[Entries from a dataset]
Start

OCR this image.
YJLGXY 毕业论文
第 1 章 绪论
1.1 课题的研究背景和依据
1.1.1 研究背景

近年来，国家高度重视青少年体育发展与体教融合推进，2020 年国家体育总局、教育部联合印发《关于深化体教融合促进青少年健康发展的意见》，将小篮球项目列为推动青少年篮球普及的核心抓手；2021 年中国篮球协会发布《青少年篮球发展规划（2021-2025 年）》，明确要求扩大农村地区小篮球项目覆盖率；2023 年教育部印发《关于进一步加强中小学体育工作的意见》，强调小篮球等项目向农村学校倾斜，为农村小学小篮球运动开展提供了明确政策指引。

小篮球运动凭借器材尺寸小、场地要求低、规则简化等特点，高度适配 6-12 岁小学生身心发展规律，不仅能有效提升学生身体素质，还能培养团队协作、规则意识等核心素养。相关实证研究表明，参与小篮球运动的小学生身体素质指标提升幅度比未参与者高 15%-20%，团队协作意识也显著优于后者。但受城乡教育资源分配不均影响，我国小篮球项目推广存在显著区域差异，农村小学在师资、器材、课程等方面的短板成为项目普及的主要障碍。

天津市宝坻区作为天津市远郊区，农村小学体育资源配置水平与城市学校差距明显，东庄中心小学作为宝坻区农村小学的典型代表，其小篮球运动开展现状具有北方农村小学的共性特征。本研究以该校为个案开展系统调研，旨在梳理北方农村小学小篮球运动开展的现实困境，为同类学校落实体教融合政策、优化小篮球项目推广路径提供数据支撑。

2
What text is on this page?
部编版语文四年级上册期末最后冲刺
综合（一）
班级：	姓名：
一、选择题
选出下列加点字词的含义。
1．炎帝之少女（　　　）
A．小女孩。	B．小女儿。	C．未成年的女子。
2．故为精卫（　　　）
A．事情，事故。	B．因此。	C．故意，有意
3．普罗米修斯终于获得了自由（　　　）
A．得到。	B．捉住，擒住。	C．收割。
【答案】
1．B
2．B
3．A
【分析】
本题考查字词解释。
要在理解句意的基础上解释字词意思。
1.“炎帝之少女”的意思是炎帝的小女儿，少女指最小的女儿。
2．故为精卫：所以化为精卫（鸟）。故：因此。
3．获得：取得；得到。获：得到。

End

**Written problem**
Restate every line of the data word for word.

**The response**
OCR this image.
YJLGXY 毕业论文
第 1 章 绪论
1.1 课题的研究背景和依据
1.1.1 研究背景

近年来，国家高度重视青少年体育发展与体教融合推进，2020 年国家体育总局、教育部联合印发《关于深化体教融合促进青少年健康发展的意见》，将小篮球项目列为推动青少年篮球普及的核心抓手；2021 年中国篮球协会发布《青少年篮球发展规划（2021-2025 年）》，明确要求扩大农村地区小篮球项目覆盖率；2023 年教育部印发《关于进一步加强中小学体育工作的意见》，强调小篮球等项目向农村学校倾斜，为农村小学小篮球运动开展提供了明确政策指引。

小篮球运动凭借器材尺寸小、场地要求低、规则简化等特点，高度适配 6-12 岁小学生身心发展规律，不仅能有效提升学生身体素质，还能培养团队协作、规则意识等核心素养。相关实证研究表明，参与小篮球运动的小学生身体素质指标提升幅度比未参与者高 15%-20%，团队协作意识也显著优于后者。但受城乡教育资源分配不均影响，我国小篮球项目推广存在显著区域差异，农村小学在师资、器材、课程等方面的短板成为项目普及的主要障碍。

天津市宝坻区作为天津市远郊区，农村小学体育资源配置水平与城市学校差距明显，东庄中心小学作为宝坻区农村小学的典型代表，其小篮球运动开展现状具有北方农村小学的共性特征。本研究以该校为个案开展系统调研，旨在梳理北方农村小学小篮球运动开展的现实困境，为同类学校落实体教融合政策、优化小篮球项目推广路径提供数据支撑。

2
What text is on this page?
部编版语文四年级上册期末最后冲刺
综合（一）
班级：	姓名：
一、选择题
选出下列加点字词的含义。
1．炎帝之少女（　　　）
A．小女孩。	B．小女儿。	C．未成年的女子。
2．故为精卫（　　　）
A．事情，事故。	B．因此。	C．故意，有意
3．普罗米修斯终于获得了自由（　　　）
A．得到。	B．捉住，擒住。	C．收割。
【答案】
1．B
2．B
3．A
【分析】
本题考查字词解释。
要在理解句意的基础上解释字词意思。
1.“炎帝之少女”的意思是炎帝的小女儿，少女指最小的女儿。
2．故为精卫：所以化为精卫（鸟）。故：因此。
3．获得：取得；得到。获：得到。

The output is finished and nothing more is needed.